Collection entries
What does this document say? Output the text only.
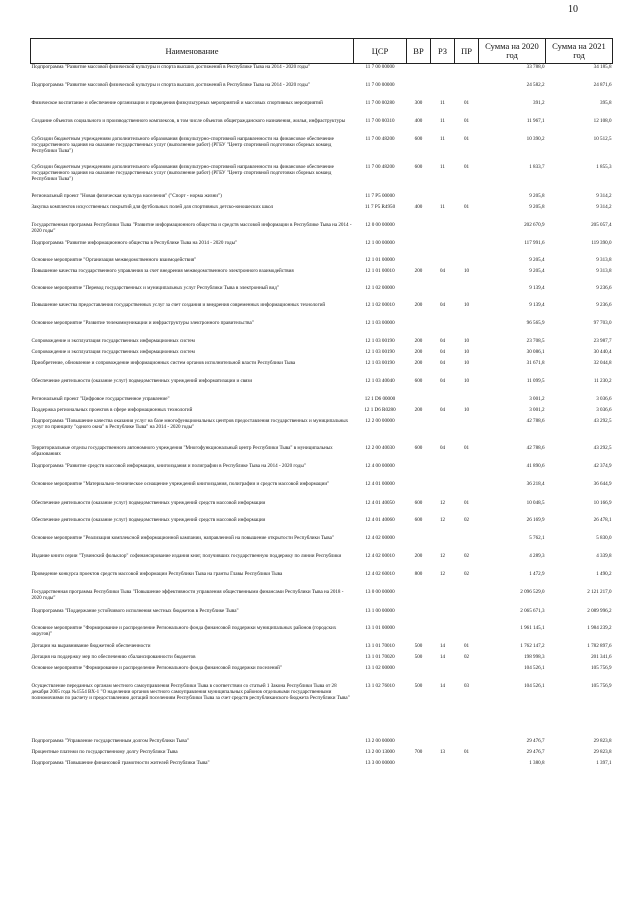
10
Наименование	ЦСР	ВР	РЗ	ПР	Сумма на 2020 год	Сумма на 2021 год
Подпрограмма "Развитие массовой физической культуры и спорта высших достижений в Республике Тыва на 2014 - 2020 годы"	11 7 00 00000				33 788,0	34 185,8
Подпрограмма "Развитие массовой физической культуры и спорта высших достижений в Республике Тыва на 2014 - 2020 годы"	11 7 00 00000				24 582,2	24 871,6
Физическое воспитание и обеспечение организации и проведения физкультурных мероприятий и массовых спортивных мероприятий	11 7 00 00280	300	11	01	391,2	395,8
Создание объектов социального и производственного комплексов, в том числе объектов общегражданского назначения, жилья, инфраструктуры	11 7 00 00310	400	11	01	11 967,1	12 108,0
Субсидии бюджетным учреждениям дополнительного образования физкультурно-спортивной направленности на финансовое обеспечение государственного задания на оказание государственных услуг (выполнение работ) (РГБУ "Центр спортивной подготовки сборных команд Республики Тыва")	11 7 00 48200	600	11	01	10 390,2	10 512,5
Субсидии бюджетным учреждениям дополнительного образования физкультурно-спортивной направленности на финансовое обеспечение государственного задания на оказание государственных услуг (выполнение работ) (РГБУ "Центр спортивной подготовки сборных команд Республики Тыва")	11 7 00 48200	600	11	01	1 833,7	1 855,3
Региональный проект "Новая физическая культура населения" ("Спорт - норма жизни")	11 7 P5 00000				9 205,8	9 314,2
Закупка комплектов искусственных покрытий для футбольных полей для спортивных детско-юношеских школ	11 7 P5 R4950	400	11	01	9 205,8	9 314,2
Государственная программа Республики Тыва "Развитие информационного общества и средств массовой информации в Республике Тыва на 2014 - 2020 годы"	12 0 00 00000				202 670,9	205 057,4
Подпрограмма "Развитие информационного общества в Республике Тыва на 2014 - 2020 годы"	12 1 00 00000				117 991,6	119 390,0
Основное мероприятие "Организация межведомственного взаимодействия"	12 1 01 00000				9 205,4	9 313,8
Повышение качества государственного управления за счет внедрения межведомственного электронного взаимодействия	12 1 01 00010	200	04	10	9 205,4	9 313,8
Основное мероприятие "Перевод государственных и муниципальных услуг Республики Тыва в электронный вид"	12 1 02 00000				9 139,4	9 236,6
Повышение качества предоставления государственных услуг за счет создания и внедрения современных информационных технологий	12 1 02 00010	200	04	10	9 139,4	9 236,6
Основное мероприятие "Развитие телекоммуникации и инфраструктуры электронного правительства"	12 1 03 00000				96 565,9	97 703,0
Сопровождение и эксплуатация государственных информационных систем	12 1 03 00190	200	04	10	23 708,5	23 987,7
Сопровождение и эксплуатация государственных информационных систем	12 1 03 00190	200	04	10	30 086,1	30 440,4
Приобретение, обновление и сопровождение информационных систем органов исполнительной власти Республики Тыва	12 1 03 00190	200	04	10	31 671,8	32 044,8
Обеспечение деятельности (оказание услуг) подведомственных учреждений информатизации и связи	12 1 03 40040	600	04	10	11 099,5	11 230,2
Региональный проект "Цифровое государственное управление"	12 1 D6 00000				3 001,2	3 036,6
Поддержка региональных проектов в сфере информационных технологий	12 1 D6 R0280	200	04	10	3 001,2	3 036,6
Подпрограмма "Повышение качества оказания услуг на базе многофункциональных центров предоставления государственных и муниципальных услуг по принципу "одного окна" в Республике Тыва" на 2014 - 2020 годы"	12 2 00 00000				42 788,6	43 292,5
Территориальные отделы государственного автономного учреждения "Многофункциональный центр Республики Тыва" в муниципальных образованиях	12 2 00 40030	600	04	01	42 788,6	43 292,5
Подпрограмма "Развитие средств массовой информации, книгоиздания и полиграфии в Республике Тыва на 2014 - 2020 годы"	12 4 00 00000				41 890,6	42 374,9
Основное мероприятие "Материально-техническое оснащение учреждений книгоиздания, полиграфии и средств массовой информации"	12 4 01 00000				36 218,4	36 644,9
Обеспечение деятельности (оказание услуг) подведомственных учреждений средств массовой информации	12 4 01 40050	600	12	01	10 048,5	10 166,9
Обеспечение деятельности (оказание услуг) подведомственных учреждений средств массовой информации	12 4 01 40060	600	12	02	26 169,9	26 478,1
Основное мероприятие "Реализация комплексной информационной кампании, направленной на повышение открытости Республики Тыва"	12 4 02 00000				5 762,1	5 830,0
Издание книги серии "Тувинский фольклор" софинансирование издания книг, получивших государственную поддержку по линии Республики	12 4 02 00010	200	12	02	4 289,3	4 339,8
Проведение конкурса проектов средств массовой информации Республики Тыва на гранты Главы Республики Тыва	12 4 02 60010	800	12	02	1 472,9	1 490,2
Государственная программа Республики Тыва "Повышение эффективности управления общественными финансами Республики Тыва на 2018 - 2020 годы"	13 0 00 00000				2 096 529,0	2 121 217,0
Подпрограмма "Поддержание устойчивого исполнения местных бюджетов в Республике Тыва"	13 1 00 00000				2 065 671,3	2 089 996,2
Основное мероприятие "Формирование и распределение Регионального фонда финансовой поддержки муниципальных районов (городских округов)"	13 1 01 00000				1 961 145,1	1 984 239,2
Дотации на выравнивание бюджетной обеспеченности	13 1 01 70010	500	14	01	1 762 147,2	1 782 897,6
Дотация на поддержку мер по обеспечению сбалансированности бюджетов	13 1 01 70020	500	14	02	198 998,3	201 341,6
Основное мероприятие "Формирование и распределение Регионального фонда финансовой поддержки поселений"	13 1 02 00000				104 526,1	105 756,9
Осуществление переданных органам местного самоуправления Республики Тыва в соответствии со статьей 1 Закона Республики Тыва от 28 декабря 2005 года №1554 ВХ-1 "О наделении органов местного самоуправления муниципальных районов отдельными государственными полномочиями по расчету и предоставлению дотаций поселениям Республики Тыва за счет средств республиканского бюджета Республики Тыва"	13 1 02 76010	500	14	03	104 526,1	105 756,9
Подпрограмма "Управление государственным долгом Республики Тыва"	13 2 00 00000				29 476,7	29 823,8
Процентные платежи по государственному долгу Республики Тыва	13 2 00 13000	700	13	01	29 476,7	29 823,8
Подпрограмма "Повышение финансовой грамотности жителей Республики Тыва"	13 3 00 00000				1 380,8	1 397,1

**STATED PROBLEM:**
Above are several records. Count the lines among them that contain "государственного" and give only the total.

**ANSWER TO THIS PROBLEM:**
4